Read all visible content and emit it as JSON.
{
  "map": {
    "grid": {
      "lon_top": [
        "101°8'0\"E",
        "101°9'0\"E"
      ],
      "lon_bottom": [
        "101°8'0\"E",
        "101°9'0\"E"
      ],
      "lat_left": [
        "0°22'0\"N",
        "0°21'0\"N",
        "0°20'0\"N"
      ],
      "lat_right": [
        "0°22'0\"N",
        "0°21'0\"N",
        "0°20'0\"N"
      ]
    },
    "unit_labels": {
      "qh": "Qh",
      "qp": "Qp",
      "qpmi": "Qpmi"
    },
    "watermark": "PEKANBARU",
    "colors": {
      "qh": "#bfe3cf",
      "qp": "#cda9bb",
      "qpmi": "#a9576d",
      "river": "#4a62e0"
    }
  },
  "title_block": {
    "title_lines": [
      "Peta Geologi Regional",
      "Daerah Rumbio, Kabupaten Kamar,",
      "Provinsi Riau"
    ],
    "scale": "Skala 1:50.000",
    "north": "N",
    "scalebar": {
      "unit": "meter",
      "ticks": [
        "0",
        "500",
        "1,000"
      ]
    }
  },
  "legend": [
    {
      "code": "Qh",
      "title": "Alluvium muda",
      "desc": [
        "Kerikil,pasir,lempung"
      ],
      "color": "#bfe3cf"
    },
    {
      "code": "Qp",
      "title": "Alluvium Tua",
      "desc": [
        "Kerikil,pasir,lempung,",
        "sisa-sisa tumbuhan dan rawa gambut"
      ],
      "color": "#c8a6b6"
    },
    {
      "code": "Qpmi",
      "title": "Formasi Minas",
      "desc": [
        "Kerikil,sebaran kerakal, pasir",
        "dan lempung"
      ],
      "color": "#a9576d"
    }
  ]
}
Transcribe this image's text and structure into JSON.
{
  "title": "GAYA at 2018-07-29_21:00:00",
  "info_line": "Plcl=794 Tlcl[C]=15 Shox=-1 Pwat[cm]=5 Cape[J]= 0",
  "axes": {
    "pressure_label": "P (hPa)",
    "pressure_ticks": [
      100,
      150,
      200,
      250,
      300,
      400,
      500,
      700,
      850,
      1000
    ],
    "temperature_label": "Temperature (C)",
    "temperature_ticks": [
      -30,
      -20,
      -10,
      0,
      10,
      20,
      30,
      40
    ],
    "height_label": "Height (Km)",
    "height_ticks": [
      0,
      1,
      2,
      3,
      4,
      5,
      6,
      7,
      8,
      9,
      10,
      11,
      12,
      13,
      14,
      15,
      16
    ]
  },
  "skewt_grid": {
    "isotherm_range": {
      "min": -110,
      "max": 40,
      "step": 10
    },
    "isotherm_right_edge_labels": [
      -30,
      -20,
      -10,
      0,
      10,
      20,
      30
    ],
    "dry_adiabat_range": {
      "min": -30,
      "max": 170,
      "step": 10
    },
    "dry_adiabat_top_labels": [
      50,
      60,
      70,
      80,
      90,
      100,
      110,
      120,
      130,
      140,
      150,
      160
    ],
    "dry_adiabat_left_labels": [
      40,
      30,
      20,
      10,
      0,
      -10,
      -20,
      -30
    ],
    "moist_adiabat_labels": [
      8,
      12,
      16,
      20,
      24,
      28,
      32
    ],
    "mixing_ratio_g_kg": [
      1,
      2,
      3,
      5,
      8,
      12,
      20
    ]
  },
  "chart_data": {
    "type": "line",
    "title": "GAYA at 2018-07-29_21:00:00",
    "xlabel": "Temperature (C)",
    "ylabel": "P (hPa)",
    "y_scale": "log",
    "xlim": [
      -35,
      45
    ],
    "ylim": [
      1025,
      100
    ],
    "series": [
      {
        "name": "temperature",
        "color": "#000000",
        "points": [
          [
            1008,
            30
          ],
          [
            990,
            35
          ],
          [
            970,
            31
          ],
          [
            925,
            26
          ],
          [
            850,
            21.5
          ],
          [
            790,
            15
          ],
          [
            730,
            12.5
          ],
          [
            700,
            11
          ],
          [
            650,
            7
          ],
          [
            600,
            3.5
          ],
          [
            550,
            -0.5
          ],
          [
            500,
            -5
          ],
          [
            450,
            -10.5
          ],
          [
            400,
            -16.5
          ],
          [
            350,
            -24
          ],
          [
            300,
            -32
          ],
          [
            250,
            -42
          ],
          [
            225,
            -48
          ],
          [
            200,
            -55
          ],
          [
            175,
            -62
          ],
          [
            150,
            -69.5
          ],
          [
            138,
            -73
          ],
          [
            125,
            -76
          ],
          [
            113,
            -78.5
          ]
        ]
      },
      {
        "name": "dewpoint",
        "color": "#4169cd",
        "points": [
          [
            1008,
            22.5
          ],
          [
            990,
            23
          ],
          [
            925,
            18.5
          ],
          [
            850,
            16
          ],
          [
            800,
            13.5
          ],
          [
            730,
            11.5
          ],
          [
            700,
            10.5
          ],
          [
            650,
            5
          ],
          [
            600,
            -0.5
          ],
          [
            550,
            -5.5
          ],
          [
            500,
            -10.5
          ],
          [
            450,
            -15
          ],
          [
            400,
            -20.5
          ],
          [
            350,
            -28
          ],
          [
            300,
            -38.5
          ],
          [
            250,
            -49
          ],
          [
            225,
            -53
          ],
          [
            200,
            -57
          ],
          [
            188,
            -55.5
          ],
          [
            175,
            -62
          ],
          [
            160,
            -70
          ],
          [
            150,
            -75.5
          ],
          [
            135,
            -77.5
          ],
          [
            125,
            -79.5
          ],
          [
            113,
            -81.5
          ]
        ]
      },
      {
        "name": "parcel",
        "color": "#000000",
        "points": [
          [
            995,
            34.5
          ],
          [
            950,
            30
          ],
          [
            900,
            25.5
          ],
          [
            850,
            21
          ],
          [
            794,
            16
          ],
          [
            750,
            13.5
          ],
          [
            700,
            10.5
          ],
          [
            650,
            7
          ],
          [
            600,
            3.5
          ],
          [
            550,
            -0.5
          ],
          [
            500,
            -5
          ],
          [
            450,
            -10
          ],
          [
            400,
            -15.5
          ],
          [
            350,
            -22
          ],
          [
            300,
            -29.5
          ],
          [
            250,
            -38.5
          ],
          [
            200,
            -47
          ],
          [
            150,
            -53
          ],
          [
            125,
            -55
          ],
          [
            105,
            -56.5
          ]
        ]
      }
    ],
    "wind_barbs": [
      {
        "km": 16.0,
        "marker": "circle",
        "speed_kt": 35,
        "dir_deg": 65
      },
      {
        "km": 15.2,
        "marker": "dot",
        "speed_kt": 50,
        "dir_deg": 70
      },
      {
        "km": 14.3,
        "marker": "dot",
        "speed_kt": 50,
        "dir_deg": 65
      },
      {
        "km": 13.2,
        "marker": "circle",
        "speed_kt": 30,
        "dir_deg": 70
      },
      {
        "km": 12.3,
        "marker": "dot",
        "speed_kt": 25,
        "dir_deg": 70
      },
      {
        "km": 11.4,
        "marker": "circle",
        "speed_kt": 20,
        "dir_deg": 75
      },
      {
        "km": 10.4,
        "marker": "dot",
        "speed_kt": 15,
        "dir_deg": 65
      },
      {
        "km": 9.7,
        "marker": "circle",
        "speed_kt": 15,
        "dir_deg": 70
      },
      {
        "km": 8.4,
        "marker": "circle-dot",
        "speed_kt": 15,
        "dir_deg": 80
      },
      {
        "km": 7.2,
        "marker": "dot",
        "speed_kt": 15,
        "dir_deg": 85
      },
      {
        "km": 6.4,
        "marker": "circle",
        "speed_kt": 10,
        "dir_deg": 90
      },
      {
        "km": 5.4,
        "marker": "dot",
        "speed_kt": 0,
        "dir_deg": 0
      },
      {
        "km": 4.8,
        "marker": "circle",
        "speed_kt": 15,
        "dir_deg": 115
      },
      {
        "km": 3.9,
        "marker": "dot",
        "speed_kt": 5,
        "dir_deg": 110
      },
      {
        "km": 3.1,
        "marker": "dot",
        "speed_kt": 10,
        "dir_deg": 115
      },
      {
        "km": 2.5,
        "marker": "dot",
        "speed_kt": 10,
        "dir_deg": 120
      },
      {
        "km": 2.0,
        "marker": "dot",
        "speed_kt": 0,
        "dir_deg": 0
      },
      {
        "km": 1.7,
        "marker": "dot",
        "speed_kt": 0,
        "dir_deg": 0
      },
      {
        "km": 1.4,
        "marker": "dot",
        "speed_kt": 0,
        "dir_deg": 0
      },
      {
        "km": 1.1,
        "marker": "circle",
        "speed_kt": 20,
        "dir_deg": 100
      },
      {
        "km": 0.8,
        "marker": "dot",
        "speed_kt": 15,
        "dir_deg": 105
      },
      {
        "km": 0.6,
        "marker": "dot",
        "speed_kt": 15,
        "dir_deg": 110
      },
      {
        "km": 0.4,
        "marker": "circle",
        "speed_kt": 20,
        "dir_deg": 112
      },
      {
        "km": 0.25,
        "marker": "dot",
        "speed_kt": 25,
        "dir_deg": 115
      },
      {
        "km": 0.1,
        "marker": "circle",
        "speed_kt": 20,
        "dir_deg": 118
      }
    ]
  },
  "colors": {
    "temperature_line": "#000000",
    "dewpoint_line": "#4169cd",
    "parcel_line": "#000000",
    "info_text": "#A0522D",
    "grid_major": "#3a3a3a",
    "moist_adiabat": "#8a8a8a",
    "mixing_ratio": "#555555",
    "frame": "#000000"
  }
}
______
=== Directive ===
Within the material above, find the lines that contain the word "Alluvium"; copy them.

=== Response to this task ===
      "title": "Alluvium muda",
      "title": "Alluvium Tua",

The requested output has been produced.